ЦЕЛЬ ЗАДАНИЯ:
Как продолжить текст о духовном кризисе и американизации культуры в России? Напишите продолжение, начиная сразу после его последнего предложения.

ИСХОДНЫЙ ТЕКСТ:
Духовный кризис, охвативший Россию в 90-е годы, проявлялся и продолжает проявляться в двух основных формах: «в кризисе национальной идентичности, утрате чувства исторической перспективы и понижения уровня самооценки нации, резко перешедшей (или низведенной?) от мессианской самоуверенности к историческому самоуничижению; и в разрыве единого духовного пространства и утрате национального консенсуса по поводу базовых ценностей, потерявших статус «абсолютных» ориентиров и ставших предметом общественной полемики» [Кара-Мурза, Панарин, Пантин, 1996, 157].
Нормы культуры определяются во многом их ориентированностью на образцы. Тенденция к аристократизации может иметь чуть ли не буквальный характер: стереотипы поведения и речевого общения высших слоев общества способны восприниматься представителями низших страт как санкционированные к воспроизведению уже самим социальным статусом их исконных обладателей. При поляризации групп населения, проистекающего из наличия властных полномочий и/или материального богатства у одних и совершенного их отсутствия у других, первая макрогруппа естественно претендует на роль элиты – и объявляет себя таковой. Критерий “престижности” обеспечил сегодня почти безраздельное торжество той разновидности культуры, которая ранее имела статус субкультуры (“третьей культуры”, контркультуры и т.п.) [Васильев, 2003а, 27].
По мнению И.А. Василенко, за десять лет, «когда каналы российских коммуникаций оказались открытыми для западной культуры, страна пришла к духовному опустошению. В информационном обществе информация становится всепроникающей. Западная культура – это не только конституционализм и права человека, это еще и свобода порнографии, эмансипация однополой любви, деконструктивизм – и все, что ведет к разрушению духовной иерархии и превращению святынь в «ценности»…» [Василенко, 1996, 402].
Основная черта американизации и вестернизации на российской (и не только) почве – это распространение так называемой массовой культуры. По мнению К. Кокшеневой, беспринципность, снижение уровня нравственности, власть денег, эстетический террор – все это признаки вестернизации современной русской культуры. «Фантастика и эротика, каннибализм и преступления, виртуальность и привидения – все это активно наполняет полость современной культуры. Смысл и назначение культурной
деятельности сегодня сплошь исчерпывается словом «оттянуться»… [Кокшенева, 1997, 139]. В качестве парадокса современной культуры автор отмечает сосуществование вседозволенности и в то же время ее несвободу, ибо культура становится все более и более областью «контролируемой, зависимой – все чаще и чаще свой успех связывает с именем какого-либо промышленного монстра типа Pepsi» [там же]. В качестве примера американизации российской культуры приводится молодежный журнал «Ом», который по своей сути, стилю и структуре является калькой с современной американской журнальной продукции. Яркий, броский, с обилием рекламы и отсутствием чтения, требующего хотя бы минимального интеллектуального напряжения, он преследует одну цель – «создать и навязать молодежи идеологию нового поколения» [там же] (т.е. это уже противопоставленность всем прежним поколениям – и даже нынешним (старшим)).

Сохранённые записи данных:

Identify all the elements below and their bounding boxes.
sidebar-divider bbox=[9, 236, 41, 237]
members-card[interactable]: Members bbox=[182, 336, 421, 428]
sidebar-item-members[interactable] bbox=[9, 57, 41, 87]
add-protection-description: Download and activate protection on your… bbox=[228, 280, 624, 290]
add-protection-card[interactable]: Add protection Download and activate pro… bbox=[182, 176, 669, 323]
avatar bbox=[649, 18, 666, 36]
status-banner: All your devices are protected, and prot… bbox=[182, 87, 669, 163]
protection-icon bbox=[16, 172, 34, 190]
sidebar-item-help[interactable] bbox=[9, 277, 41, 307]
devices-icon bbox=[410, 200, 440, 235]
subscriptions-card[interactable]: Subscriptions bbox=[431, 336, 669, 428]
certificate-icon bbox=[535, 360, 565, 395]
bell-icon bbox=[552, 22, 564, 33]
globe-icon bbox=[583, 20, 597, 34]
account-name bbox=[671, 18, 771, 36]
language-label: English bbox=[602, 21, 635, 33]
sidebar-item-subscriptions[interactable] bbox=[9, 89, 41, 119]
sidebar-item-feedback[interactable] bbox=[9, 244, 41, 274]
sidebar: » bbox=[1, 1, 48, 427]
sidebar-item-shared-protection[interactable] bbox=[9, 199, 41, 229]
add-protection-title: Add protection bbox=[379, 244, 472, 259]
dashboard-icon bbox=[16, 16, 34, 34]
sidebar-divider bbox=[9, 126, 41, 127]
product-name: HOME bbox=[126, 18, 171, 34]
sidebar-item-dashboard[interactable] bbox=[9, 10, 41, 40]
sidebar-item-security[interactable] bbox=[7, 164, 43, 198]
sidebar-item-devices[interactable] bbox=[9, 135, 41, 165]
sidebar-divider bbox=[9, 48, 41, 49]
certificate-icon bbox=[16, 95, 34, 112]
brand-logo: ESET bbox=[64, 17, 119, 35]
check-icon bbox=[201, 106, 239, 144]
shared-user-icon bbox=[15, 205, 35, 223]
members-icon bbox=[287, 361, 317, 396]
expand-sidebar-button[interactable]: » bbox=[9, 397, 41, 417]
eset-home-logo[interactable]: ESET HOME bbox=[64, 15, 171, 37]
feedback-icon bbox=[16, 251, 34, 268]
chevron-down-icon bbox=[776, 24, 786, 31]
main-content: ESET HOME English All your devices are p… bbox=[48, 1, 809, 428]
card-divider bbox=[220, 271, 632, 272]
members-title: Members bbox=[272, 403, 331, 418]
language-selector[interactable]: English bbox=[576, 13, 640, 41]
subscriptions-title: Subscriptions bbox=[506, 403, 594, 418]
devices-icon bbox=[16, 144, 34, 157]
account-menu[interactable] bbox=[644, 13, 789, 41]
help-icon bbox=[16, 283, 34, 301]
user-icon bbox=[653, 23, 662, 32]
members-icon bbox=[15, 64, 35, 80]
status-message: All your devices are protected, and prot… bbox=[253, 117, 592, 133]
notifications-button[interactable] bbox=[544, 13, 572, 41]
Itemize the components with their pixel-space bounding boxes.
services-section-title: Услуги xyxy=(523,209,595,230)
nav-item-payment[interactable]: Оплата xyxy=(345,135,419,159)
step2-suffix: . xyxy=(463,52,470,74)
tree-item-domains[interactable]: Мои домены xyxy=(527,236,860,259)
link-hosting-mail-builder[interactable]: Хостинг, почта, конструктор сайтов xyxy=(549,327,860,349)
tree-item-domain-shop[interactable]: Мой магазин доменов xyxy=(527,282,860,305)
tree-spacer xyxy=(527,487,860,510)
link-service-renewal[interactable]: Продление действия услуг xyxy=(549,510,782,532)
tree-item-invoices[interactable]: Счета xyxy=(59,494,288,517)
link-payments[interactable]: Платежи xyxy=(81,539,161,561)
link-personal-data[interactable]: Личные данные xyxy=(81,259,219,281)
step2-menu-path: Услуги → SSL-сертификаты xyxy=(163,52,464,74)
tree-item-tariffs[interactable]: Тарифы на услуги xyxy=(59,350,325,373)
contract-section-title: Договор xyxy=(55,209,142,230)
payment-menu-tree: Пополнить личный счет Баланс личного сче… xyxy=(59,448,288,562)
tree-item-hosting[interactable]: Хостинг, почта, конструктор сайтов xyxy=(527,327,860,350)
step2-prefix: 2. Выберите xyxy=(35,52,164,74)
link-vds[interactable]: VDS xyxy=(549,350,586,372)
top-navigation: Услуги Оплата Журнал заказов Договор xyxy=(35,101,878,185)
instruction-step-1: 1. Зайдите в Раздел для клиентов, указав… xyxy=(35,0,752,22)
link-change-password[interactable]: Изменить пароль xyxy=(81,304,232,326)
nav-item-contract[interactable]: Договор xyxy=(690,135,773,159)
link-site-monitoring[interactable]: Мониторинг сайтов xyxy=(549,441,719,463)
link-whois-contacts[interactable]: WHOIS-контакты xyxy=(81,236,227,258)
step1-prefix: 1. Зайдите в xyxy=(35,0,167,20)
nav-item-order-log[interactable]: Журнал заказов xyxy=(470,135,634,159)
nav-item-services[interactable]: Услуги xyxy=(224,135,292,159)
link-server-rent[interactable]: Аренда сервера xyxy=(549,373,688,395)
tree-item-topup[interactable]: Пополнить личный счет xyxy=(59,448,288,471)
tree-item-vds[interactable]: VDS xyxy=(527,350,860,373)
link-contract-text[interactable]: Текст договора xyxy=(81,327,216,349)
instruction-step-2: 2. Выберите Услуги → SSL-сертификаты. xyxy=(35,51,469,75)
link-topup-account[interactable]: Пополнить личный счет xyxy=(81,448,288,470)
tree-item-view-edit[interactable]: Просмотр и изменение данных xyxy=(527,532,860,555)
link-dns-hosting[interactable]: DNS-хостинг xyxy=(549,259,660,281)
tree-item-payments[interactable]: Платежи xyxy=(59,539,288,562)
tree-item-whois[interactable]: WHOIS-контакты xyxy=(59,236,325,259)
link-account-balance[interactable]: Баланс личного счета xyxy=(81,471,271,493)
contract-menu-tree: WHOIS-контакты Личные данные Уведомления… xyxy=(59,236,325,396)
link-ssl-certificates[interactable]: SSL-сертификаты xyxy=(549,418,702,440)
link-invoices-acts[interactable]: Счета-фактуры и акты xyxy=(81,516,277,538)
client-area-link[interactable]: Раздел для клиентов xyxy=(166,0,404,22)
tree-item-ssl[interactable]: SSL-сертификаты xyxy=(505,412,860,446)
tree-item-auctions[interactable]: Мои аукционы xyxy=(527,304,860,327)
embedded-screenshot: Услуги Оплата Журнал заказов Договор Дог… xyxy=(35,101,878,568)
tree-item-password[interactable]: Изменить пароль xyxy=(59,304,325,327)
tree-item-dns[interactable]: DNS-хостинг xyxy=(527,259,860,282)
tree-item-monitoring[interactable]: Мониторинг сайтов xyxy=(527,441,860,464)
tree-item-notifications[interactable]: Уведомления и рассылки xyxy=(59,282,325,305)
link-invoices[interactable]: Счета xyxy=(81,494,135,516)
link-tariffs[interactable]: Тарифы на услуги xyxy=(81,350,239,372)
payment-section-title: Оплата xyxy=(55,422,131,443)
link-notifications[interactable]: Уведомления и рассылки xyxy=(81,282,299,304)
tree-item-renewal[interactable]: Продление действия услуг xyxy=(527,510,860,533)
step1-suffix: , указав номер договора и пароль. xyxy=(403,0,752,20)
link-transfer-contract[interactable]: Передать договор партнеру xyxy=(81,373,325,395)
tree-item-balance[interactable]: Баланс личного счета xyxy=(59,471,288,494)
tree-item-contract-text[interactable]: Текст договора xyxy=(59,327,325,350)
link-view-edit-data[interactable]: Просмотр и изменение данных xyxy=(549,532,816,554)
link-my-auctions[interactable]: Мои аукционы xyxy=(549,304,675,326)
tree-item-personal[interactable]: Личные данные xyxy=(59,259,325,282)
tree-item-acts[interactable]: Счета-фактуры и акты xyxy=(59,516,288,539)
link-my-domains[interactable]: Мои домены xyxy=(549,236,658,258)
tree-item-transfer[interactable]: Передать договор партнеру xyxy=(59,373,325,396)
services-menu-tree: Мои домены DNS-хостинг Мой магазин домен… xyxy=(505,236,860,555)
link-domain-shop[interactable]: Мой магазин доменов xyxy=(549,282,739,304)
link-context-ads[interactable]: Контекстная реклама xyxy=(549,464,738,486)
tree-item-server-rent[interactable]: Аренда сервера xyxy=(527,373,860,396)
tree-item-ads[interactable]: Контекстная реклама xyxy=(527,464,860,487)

ПОЛУЧЕННЫЙ РЕЗУЛЬТАТ:
Своеобразным аналогом деклараций о чудесах рыночной экономики, которая якобы способна саморегулироваться без какого-либо участия государства, можно считать нередкие суждения лингвистов о том, что они не могут (и не желают) быть нормализаторами культурно-речевой ситуации. Достижения “абсолютно саморегулирующейся” экономики в России уже хорошо известны. Упования на стихию языка, которая сама по себе найдет оптимальные варианты и установит диапазон употребления языковых средств, вряд ли оправданны [Васильев, 2003а, 28].
Культурная агрессия Запада должна получать отпор в России, должен возникнуть аналог того процесса девестернизации и возвращения к собственным корням, примеры которого без труда обнаруживаются в других странах мира – «реисламизация» Ближнего Востока, «индуизация» Индии, «возврат в Азию» Японии.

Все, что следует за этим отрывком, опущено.